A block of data
────

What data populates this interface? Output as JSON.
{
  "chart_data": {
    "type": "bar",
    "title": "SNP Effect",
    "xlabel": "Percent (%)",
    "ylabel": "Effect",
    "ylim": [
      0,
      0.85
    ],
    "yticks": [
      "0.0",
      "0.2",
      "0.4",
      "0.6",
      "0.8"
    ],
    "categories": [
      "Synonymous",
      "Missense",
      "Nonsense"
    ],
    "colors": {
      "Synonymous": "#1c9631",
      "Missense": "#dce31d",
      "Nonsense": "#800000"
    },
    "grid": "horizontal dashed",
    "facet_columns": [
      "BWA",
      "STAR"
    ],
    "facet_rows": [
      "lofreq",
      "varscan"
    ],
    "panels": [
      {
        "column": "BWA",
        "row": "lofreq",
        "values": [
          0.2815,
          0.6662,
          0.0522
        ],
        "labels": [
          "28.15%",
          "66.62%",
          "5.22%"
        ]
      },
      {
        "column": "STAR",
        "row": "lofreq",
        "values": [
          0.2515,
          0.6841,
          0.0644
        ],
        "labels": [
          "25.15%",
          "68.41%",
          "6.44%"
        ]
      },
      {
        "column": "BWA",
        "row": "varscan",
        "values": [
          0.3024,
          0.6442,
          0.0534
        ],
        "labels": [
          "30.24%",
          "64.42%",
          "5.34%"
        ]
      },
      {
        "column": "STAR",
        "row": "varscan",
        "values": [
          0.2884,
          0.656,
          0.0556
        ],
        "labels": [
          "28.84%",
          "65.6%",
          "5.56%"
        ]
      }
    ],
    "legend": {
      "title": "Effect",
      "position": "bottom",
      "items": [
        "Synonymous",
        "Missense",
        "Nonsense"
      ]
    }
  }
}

────

Aim of the exercise => Work out how many lines in the records above contain the word "Effect", and reply with that number alone.

Complete answer => 3